* **Description of the task**: Each line containing the word "Programs" must be reported.

—————

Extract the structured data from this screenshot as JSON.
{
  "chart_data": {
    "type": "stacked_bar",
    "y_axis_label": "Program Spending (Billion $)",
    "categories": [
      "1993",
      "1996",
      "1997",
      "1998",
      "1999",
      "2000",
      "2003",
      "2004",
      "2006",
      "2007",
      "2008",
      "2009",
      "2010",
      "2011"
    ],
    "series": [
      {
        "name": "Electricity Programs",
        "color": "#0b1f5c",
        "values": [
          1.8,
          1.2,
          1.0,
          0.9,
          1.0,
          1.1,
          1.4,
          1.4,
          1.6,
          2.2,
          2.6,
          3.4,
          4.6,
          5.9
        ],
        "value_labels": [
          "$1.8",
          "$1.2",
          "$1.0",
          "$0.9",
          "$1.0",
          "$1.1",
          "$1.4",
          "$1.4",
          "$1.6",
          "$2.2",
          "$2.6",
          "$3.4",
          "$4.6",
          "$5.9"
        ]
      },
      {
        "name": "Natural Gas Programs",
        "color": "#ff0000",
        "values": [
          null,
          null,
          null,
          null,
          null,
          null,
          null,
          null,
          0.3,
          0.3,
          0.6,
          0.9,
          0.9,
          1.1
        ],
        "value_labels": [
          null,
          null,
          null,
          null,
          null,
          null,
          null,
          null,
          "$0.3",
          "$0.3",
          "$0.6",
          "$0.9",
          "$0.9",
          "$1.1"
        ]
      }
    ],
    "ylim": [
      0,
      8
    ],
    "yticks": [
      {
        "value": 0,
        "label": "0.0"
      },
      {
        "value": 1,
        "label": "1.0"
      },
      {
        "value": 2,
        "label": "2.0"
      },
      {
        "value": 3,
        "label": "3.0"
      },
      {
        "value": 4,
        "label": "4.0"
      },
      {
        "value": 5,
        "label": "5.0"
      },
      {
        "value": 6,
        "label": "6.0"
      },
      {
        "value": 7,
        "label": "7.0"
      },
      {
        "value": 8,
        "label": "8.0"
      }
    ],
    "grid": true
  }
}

—————

* **Solution below**:
        "name": "Electricity Programs",
        "name": "Natural Gas Programs",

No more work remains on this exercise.